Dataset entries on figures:
===============

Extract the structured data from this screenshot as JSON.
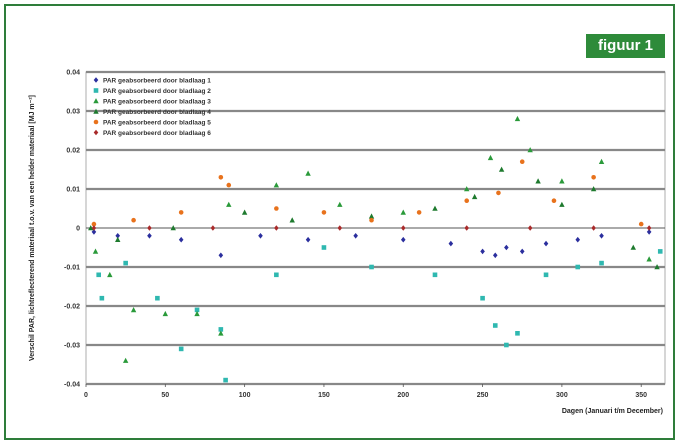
{
  "figure_label": "figuur 1",
  "chart_data": {
    "type": "scatter",
    "title": "",
    "xlabel": "Dagen (Januari t/m December)",
    "ylabel": "Verschil PAR, lichtreflecterend materiaal t.o.v. van een helder materiaal [MJ m⁻²]",
    "xlim": [
      0,
      365
    ],
    "ylim": [
      -0.04,
      0.04
    ],
    "x_ticks": [
      0,
      50,
      100,
      150,
      200,
      250,
      300,
      350
    ],
    "y_ticks": [
      0.04,
      0.03,
      0.02,
      0.01,
      0,
      -0.01,
      -0.02,
      -0.03,
      -0.04
    ],
    "y_tick_labels": [
      "0.04",
      "0.03",
      "0.02",
      "0.01",
      "0",
      "-0.01",
      "-0.02",
      "-0.03",
      "-0.04"
    ],
    "grid": "horizontal",
    "legend_position": "top-left",
    "series": [
      {
        "name": "PAR geabsorbeerd door bladlaag 1",
        "color": "#2b2f9e",
        "marker": "diamond",
        "points": [
          [
            5,
            -0.001
          ],
          [
            20,
            -0.002
          ],
          [
            40,
            -0.002
          ],
          [
            60,
            -0.003
          ],
          [
            85,
            -0.007
          ],
          [
            110,
            -0.002
          ],
          [
            140,
            -0.003
          ],
          [
            170,
            -0.002
          ],
          [
            200,
            -0.003
          ],
          [
            230,
            -0.004
          ],
          [
            250,
            -0.006
          ],
          [
            258,
            -0.007
          ],
          [
            265,
            -0.005
          ],
          [
            275,
            -0.006
          ],
          [
            290,
            -0.004
          ],
          [
            310,
            -0.003
          ],
          [
            325,
            -0.002
          ],
          [
            355,
            -0.001
          ]
        ]
      },
      {
        "name": "PAR geabsorbeerd door bladlaag 2",
        "color": "#2fb8b0",
        "marker": "square",
        "points": [
          [
            8,
            -0.012
          ],
          [
            10,
            -0.018
          ],
          [
            25,
            -0.009
          ],
          [
            45,
            -0.018
          ],
          [
            60,
            -0.031
          ],
          [
            70,
            -0.021
          ],
          [
            88,
            -0.039
          ],
          [
            85,
            -0.026
          ],
          [
            120,
            -0.012
          ],
          [
            150,
            -0.005
          ],
          [
            180,
            -0.01
          ],
          [
            220,
            -0.012
          ],
          [
            250,
            -0.018
          ],
          [
            258,
            -0.025
          ],
          [
            265,
            -0.03
          ],
          [
            272,
            -0.027
          ],
          [
            290,
            -0.012
          ],
          [
            310,
            -0.01
          ],
          [
            325,
            -0.009
          ],
          [
            362,
            -0.006
          ]
        ]
      },
      {
        "name": "PAR geabsorbeerd door bladlaag 3",
        "color": "#2a9a3a",
        "marker": "triangle",
        "points": [
          [
            6,
            -0.006
          ],
          [
            15,
            -0.012
          ],
          [
            25,
            -0.034
          ],
          [
            30,
            -0.021
          ],
          [
            50,
            -0.022
          ],
          [
            70,
            -0.022
          ],
          [
            85,
            -0.027
          ],
          [
            90,
            0.006
          ],
          [
            120,
            0.011
          ],
          [
            140,
            0.014
          ],
          [
            160,
            0.006
          ],
          [
            200,
            0.004
          ],
          [
            240,
            0.01
          ],
          [
            255,
            0.018
          ],
          [
            272,
            0.028
          ],
          [
            280,
            0.02
          ],
          [
            300,
            0.012
          ],
          [
            325,
            0.017
          ],
          [
            355,
            -0.008
          ]
        ]
      },
      {
        "name": "PAR geabsorbeerd door bladlaag 4",
        "color": "#1e7a2e",
        "marker": "triangle",
        "points": [
          [
            3,
            0.0
          ],
          [
            20,
            -0.003
          ],
          [
            55,
            0.0
          ],
          [
            100,
            0.004
          ],
          [
            130,
            0.002
          ],
          [
            180,
            0.003
          ],
          [
            220,
            0.005
          ],
          [
            245,
            0.008
          ],
          [
            262,
            0.015
          ],
          [
            285,
            0.012
          ],
          [
            300,
            0.006
          ],
          [
            320,
            0.01
          ],
          [
            345,
            -0.005
          ],
          [
            360,
            -0.01
          ]
        ]
      },
      {
        "name": "PAR geabsorbeerd door bladlaag 5",
        "color": "#e8721c",
        "marker": "circle",
        "points": [
          [
            5,
            0.001
          ],
          [
            30,
            0.002
          ],
          [
            60,
            0.004
          ],
          [
            85,
            0.013
          ],
          [
            90,
            0.011
          ],
          [
            120,
            0.005
          ],
          [
            150,
            0.004
          ],
          [
            180,
            0.002
          ],
          [
            210,
            0.004
          ],
          [
            240,
            0.007
          ],
          [
            260,
            0.009
          ],
          [
            275,
            0.017
          ],
          [
            295,
            0.007
          ],
          [
            320,
            0.013
          ],
          [
            350,
            0.001
          ]
        ]
      },
      {
        "name": "PAR geabsorbeerd door bladlaag 6",
        "color": "#a82a2a",
        "marker": "diamond",
        "points": [
          [
            5,
            0.0
          ],
          [
            40,
            0.0
          ],
          [
            80,
            0.0
          ],
          [
            120,
            0.0
          ],
          [
            160,
            0.0
          ],
          [
            200,
            0.0
          ],
          [
            240,
            0.0
          ],
          [
            280,
            0.0
          ],
          [
            320,
            0.0
          ],
          [
            355,
            0.0
          ]
        ]
      }
    ]
  }
}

===============

→ **Brief**: Pull out every line of the records above that contains the word "name".

→ **Solution to this problem**:
        "name": "PAR geabsorbeerd door bladlaag 1",
        "name": "PAR geabsorbeerd door bladlaag 2",
        "name": "PAR geabsorbeerd door bladlaag 3",
        "name": "PAR geabsorbeerd door bladlaag 4",
        "name": "PAR geabsorbeerd door bladlaag 5",
        "name": "PAR geabsorbeerd door bladlaag 6",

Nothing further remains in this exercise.